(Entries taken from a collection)
.....

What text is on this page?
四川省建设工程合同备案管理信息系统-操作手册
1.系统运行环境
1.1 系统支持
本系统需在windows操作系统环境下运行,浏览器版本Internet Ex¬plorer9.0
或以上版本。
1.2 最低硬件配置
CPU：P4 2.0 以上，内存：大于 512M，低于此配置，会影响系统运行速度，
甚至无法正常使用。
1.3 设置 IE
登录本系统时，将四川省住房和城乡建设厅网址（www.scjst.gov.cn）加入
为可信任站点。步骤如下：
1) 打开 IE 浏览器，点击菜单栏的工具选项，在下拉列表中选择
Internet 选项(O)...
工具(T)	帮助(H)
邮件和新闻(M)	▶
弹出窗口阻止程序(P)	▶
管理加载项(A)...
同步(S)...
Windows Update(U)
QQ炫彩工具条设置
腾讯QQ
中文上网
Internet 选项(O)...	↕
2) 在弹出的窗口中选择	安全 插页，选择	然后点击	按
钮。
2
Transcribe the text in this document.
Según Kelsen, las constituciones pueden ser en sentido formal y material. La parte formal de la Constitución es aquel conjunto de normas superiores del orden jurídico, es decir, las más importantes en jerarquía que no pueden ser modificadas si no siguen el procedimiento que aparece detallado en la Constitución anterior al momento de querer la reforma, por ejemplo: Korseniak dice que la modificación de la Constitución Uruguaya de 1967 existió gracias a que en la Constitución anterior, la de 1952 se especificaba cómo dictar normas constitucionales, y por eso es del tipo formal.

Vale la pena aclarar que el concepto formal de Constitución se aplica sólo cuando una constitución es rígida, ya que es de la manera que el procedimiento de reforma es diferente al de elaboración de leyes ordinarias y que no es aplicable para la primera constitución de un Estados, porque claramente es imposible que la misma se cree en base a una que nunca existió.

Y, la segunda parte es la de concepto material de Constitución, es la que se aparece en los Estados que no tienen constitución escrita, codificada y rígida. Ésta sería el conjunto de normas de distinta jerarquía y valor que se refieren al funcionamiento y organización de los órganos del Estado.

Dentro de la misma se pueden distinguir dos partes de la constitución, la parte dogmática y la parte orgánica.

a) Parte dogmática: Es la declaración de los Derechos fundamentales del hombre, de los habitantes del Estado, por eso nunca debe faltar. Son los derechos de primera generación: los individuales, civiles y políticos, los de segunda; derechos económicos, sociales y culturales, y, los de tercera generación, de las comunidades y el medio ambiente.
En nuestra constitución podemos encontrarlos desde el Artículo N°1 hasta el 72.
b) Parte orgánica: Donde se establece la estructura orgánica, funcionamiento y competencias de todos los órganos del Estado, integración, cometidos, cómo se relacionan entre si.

.....

The problem =
Among the records above, find each line holding the string "primera" and pull it out.

Written response =
Vale la pena aclarar que el concepto formal de Constitución se aplica sólo cuando una constitución es rígida, ya que es de la manera que el procedimiento de reforma es diferente al de elaboración de leyes ordinarias y que no es aplicable para la primera constitución de un Estados, porque claramente es imposible que la misma se cree en base a una que nunca existió.
a) Parte dogmática: Es la declaración de los Derechos fundamentales del hombre, de los habitantes del Estado, por eso nunca debe faltar. Son los derechos de primera generación: los individuales, civiles y políticos, los de segunda; derechos económicos, sociales y culturales, y, los de tercera generación, de las comunidades y el medio ambiente.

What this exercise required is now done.